Goal | With the pictures left out, copy the listing below exactly.

○ ○ ○ ○ ○

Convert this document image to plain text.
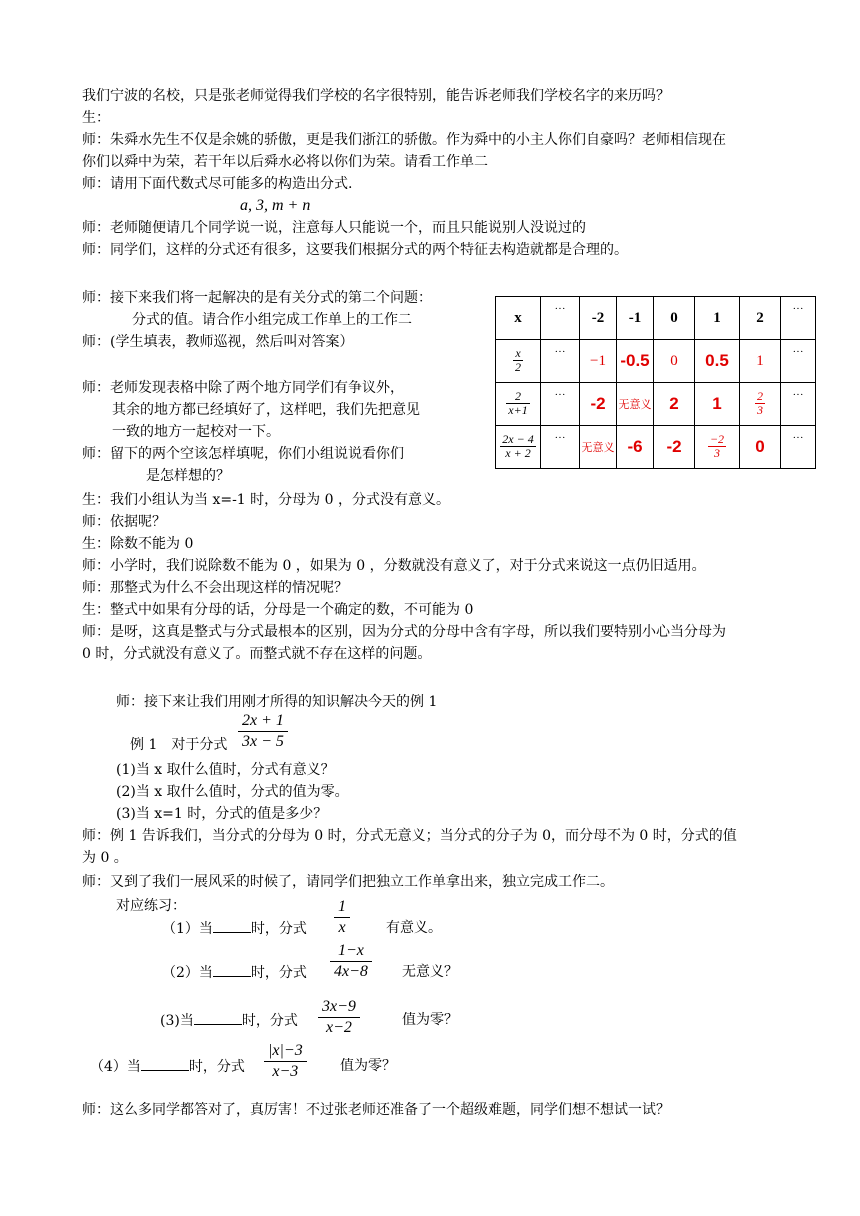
我们宁波的名校，只是张老师觉得我们学校的名字很特别，能告诉老师我们学校名字的来历吗？
生：
师：朱舜水先生不仅是余姚的骄傲，更是我们浙江的骄傲。作为舜中的小主人你们自豪吗？老师相信现在
你们以舜中为荣，若干年以后舜水必将以你们为荣。请看工作单二
师：请用下面代数式尽可能多的构造出分式.
a, 3, m + n
师：老师随便请几个同学说一说，注意每人只能说一个，而且只能说别人没说过的
师：同学们，这样的分式还有很多，这要我们根据分式的两个特征去构造就都是合理的。
师：接下来我们将一起解决的是有关分式的第二个问题：
分式的值。请合作小组完成工作单上的工作二
师：(学生填表，教师巡视，然后叫对答案）
师：老师发现表格中除了两个地方同学们有争议外，
其余的地方都已经填好了，这样吧，我们先把意见
一致的地方一起校对一下。
师：留下的两个空该怎样填呢，你们小组说说看你们
是怎样想的？
x	···	-2	-1	0	1	2	···

$\frac{x}{2}$	···	−1	-0.5	0	0.5	1	···

$\frac{2}{x+1}$	···	-2	无意义	2	1	$\frac{2}{3}$	···

$\frac{2x - 4}{x + 2}$	···	无意义	-6	-2	$\frac{-2}{3}$	0	···
生：我们小组认为当 x=-1 时，分母为 0 ，分式没有意义。
师：依据呢？
生：除数不能为 0
师：小学时，我们说除数不能为 0 ，如果为 0 ，分数就没有意义了，对于分式来说这一点仍旧适用。
师：那整式为什么不会出现这样的情况呢？
生：整式中如果有分母的话，分母是一个确定的数，不可能为 0
师：是呀，这真是整式与分式最根本的区别，因为分式的分母中含有字母，所以我们要特别小心当分母为
0 时，分式就没有意义了。而整式就不存在这样的问题。
师：接下来让我们用刚才所得的知识解决今天的例 1
例 1　对于分式 $\frac{2x + 1}{3x - 5}$
(1)当 x 取什么值时，分式有意义？
(2)当 x 取什么值时，分式的值为零。
(3)当 x=1 时，分式的值是多少？
师：例 1 告诉我们，当分式的分母为 0 时，分式无意义；当分式的分子为 0，而分母不为 0 时，分式的值
为 0 。
师：又到了我们一展风采的时候了，请同学们把独立工作单拿出来，独立完成工作二。
对应练习：
（1）当	时，分式 $\frac{1}{x}$	有意义。
（2）当	时，分式 $\frac{1-x}{4x-8}$ 无意义？
(3)当	时，分式 $\frac{3x-9}{x-2}$	值为零？
（4）当	时，分式 $\frac{|x|-3}{x-3}$ 值为零？
师：这么多同学都答对了，真厉害！不过张老师还准备了一个超级难题，同学们想不想试一试？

○ ○ ○ ○ ○

Response |
Convert this document image to plain text.
我们宁波的名校，只是张老师觉得我们学校的名字很特别，能告诉老师我们学校名字的来历吗？
生：
师：朱舜水先生不仅是余姚的骄傲，更是我们浙江的骄傲。作为舜中的小主人你们自豪吗？老师相信现在
你们以舜中为荣，若干年以后舜水必将以你们为荣。请看工作单二
师：请用下面代数式尽可能多的构造出分式.
a, 3, m + n
师：老师随便请几个同学说一说，注意每人只能说一个，而且只能说别人没说过的
师：同学们，这样的分式还有很多，这要我们根据分式的两个特征去构造就都是合理的。
师：接下来我们将一起解决的是有关分式的第二个问题：
分式的值。请合作小组完成工作单上的工作二
师：(学生填表，教师巡视，然后叫对答案）
师：老师发现表格中除了两个地方同学们有争议外，
其余的地方都已经填好了，这样吧，我们先把意见
一致的地方一起校对一下。
师：留下的两个空该怎样填呢，你们小组说说看你们
是怎样想的？
x	···	-2	-1	0	1	2	···

$\frac{x}{2}$	···	−1	-0.5	0	0.5	1	···

$\frac{2}{x+1}$	···	-2	无意义	2	1	$\frac{2}{3}$	···

$\frac{2x - 4}{x + 2}$	···	无意义	-6	-2	$\frac{-2}{3}$	0	···
生：我们小组认为当 x=-1 时，分母为 0 ，分式没有意义。
师：依据呢？
生：除数不能为 0
师：小学时，我们说除数不能为 0 ，如果为 0 ，分数就没有意义了，对于分式来说这一点仍旧适用。
师：那整式为什么不会出现这样的情况呢？
生：整式中如果有分母的话，分母是一个确定的数，不可能为 0
师：是呀，这真是整式与分式最根本的区别，因为分式的分母中含有字母，所以我们要特别小心当分母为
0 时，分式就没有意义了。而整式就不存在这样的问题。
师：接下来让我们用刚才所得的知识解决今天的例 1
例 1　对于分式 $\frac{2x + 1}{3x - 5}$
(1)当 x 取什么值时，分式有意义？
(2)当 x 取什么值时，分式的值为零。
(3)当 x=1 时，分式的值是多少？
师：例 1 告诉我们，当分式的分母为 0 时，分式无意义；当分式的分子为 0，而分母不为 0 时，分式的值
为 0 。
师：又到了我们一展风采的时候了，请同学们把独立工作单拿出来，独立完成工作二。
对应练习：
（1）当	时，分式 $\frac{1}{x}$	有意义。
（2）当	时，分式 $\frac{1-x}{4x-8}$ 无意义？
(3)当	时，分式 $\frac{3x-9}{x-2}$	值为零？
（4）当	时，分式 $\frac{|x|-3}{x-3}$ 值为零？
师：这么多同学都答对了，真厉害！不过张老师还准备了一个超级难题，同学们想不想试一试？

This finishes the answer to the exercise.